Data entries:
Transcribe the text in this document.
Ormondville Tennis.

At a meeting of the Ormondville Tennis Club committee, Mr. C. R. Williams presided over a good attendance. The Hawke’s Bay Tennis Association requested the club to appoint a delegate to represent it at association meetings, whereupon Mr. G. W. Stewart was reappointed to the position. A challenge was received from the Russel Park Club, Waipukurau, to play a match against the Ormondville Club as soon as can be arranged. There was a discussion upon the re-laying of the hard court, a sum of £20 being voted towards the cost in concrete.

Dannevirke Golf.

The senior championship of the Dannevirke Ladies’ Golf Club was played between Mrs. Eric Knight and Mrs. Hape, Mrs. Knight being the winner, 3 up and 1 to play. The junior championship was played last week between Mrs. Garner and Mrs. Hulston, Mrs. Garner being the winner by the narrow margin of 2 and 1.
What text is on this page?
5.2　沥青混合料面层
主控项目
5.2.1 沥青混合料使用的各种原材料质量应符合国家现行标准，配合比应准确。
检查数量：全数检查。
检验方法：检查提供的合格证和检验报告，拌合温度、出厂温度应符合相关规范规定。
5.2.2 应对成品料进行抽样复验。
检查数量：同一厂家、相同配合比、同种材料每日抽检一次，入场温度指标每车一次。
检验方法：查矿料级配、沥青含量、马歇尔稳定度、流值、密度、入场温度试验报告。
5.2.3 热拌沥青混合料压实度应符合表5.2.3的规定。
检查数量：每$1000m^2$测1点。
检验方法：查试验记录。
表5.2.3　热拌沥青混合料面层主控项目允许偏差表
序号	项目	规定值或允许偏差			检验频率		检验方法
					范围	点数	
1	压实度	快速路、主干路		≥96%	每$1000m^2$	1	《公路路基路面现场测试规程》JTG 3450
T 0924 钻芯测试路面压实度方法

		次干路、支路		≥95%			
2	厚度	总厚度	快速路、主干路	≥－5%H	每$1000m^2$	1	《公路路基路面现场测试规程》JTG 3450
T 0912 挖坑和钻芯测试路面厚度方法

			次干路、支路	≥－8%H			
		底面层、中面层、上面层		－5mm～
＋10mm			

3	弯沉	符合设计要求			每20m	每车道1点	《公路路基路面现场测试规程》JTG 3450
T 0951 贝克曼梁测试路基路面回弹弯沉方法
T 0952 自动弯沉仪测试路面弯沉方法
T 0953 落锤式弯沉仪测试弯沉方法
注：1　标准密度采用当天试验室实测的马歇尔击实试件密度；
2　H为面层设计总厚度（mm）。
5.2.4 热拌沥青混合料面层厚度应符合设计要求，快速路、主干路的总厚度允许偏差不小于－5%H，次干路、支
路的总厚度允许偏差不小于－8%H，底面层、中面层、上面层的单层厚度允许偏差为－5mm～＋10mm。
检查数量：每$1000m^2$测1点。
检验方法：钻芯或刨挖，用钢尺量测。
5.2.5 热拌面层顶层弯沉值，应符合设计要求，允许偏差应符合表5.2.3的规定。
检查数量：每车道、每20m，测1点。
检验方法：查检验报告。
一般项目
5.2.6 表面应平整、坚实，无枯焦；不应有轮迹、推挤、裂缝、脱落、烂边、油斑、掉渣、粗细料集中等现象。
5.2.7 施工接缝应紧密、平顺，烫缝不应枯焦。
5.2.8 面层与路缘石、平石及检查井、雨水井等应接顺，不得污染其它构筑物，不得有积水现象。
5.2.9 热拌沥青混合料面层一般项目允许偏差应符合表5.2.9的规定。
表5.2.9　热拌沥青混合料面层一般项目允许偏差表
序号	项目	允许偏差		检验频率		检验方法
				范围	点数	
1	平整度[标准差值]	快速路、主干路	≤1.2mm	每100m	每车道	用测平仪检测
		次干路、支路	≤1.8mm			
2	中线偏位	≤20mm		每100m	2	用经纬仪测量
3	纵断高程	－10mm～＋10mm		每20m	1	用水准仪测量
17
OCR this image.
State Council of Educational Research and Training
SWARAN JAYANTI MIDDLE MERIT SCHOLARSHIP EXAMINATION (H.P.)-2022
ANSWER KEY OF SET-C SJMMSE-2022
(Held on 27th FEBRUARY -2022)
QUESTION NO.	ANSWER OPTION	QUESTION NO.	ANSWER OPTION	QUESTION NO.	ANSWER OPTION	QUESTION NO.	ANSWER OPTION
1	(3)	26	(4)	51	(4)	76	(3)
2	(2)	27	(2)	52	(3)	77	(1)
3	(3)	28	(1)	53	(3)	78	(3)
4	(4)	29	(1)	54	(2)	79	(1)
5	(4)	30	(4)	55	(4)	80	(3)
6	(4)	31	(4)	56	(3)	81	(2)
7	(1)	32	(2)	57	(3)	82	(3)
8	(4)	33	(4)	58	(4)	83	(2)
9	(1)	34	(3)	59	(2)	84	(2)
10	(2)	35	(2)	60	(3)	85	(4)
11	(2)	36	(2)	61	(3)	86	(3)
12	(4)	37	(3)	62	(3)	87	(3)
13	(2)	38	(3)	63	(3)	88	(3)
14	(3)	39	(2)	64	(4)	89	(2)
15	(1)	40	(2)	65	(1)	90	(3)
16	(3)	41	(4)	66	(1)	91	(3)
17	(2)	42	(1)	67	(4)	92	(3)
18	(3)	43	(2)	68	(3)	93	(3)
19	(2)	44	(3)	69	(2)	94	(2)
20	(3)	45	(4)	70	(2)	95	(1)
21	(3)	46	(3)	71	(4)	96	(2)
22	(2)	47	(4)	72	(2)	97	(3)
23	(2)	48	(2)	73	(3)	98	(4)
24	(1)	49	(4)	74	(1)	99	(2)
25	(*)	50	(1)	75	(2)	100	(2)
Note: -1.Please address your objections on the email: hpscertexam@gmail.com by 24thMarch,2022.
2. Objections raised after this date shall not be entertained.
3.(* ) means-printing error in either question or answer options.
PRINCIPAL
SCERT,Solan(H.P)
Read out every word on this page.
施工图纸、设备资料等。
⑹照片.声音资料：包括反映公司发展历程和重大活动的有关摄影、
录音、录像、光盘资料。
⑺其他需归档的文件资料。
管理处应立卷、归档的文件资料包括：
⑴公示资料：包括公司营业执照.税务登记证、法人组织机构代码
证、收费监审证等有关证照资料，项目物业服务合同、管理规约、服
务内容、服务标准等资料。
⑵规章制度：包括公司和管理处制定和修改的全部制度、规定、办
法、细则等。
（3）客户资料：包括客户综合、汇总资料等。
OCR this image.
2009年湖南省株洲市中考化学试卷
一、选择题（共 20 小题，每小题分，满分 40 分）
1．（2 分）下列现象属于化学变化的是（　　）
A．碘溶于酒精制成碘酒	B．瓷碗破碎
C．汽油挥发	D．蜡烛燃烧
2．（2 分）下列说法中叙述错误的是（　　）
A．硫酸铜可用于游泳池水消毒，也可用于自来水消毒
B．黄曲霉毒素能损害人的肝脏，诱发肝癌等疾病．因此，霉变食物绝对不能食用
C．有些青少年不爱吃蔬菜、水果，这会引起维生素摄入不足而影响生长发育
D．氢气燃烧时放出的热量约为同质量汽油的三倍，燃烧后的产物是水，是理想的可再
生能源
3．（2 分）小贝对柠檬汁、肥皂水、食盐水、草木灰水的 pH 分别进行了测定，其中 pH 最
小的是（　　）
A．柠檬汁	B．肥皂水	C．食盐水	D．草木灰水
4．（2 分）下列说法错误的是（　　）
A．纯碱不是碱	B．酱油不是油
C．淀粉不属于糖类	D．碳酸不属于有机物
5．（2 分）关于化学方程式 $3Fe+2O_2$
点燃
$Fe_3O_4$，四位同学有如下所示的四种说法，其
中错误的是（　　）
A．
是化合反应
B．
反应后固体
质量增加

__Problem requirements__.
Return exactly the lines from the line bearing "Read out every word on this page." to the end of the records, inclusive of both; include no other lines.

__The response__.
Read out every word on this page.
施工图纸、设备资料等。
⑹照片.声音资料：包括反映公司发展历程和重大活动的有关摄影、
录音、录像、光盘资料。
⑺其他需归档的文件资料。
管理处应立卷、归档的文件资料包括：
⑴公示资料：包括公司营业执照.税务登记证、法人组织机构代码
证、收费监审证等有关证照资料，项目物业服务合同、管理规约、服
务内容、服务标准等资料。
⑵规章制度：包括公司和管理处制定和修改的全部制度、规定、办
法、细则等。
（3）客户资料：包括客户综合、汇总资料等。
OCR this image.
2009年湖南省株洲市中考化学试卷
一、选择题（共 20 小题，每小题分，满分 40 分）
1．（2 分）下列现象属于化学变化的是（　　）
A．碘溶于酒精制成碘酒	B．瓷碗破碎
C．汽油挥发	D．蜡烛燃烧
2．（2 分）下列说法中叙述错误的是（　　）
A．硫酸铜可用于游泳池水消毒，也可用于自来水消毒
B．黄曲霉毒素能损害人的肝脏，诱发肝癌等疾病．因此，霉变食物绝对不能食用
C．有些青少年不爱吃蔬菜、水果，这会引起维生素摄入不足而影响生长发育
D．氢气燃烧时放出的热量约为同质量汽油的三倍，燃烧后的产物是水，是理想的可再
生能源
3．（2 分）小贝对柠檬汁、肥皂水、食盐水、草木灰水的 pH 分别进行了测定，其中 pH 最
小的是（　　）
A．柠檬汁	B．肥皂水	C．食盐水	D．草木灰水
4．（2 分）下列说法错误的是（　　）
A．纯碱不是碱	B．酱油不是油
C．淀粉不属于糖类	D．碳酸不属于有机物
5．（2 分）关于化学方程式 $3Fe+2O_2$
点燃
$Fe_3O_4$，四位同学有如下所示的四种说法，其
中错误的是（　　）
A．
是化合反应
B．
反应后固体
质量增加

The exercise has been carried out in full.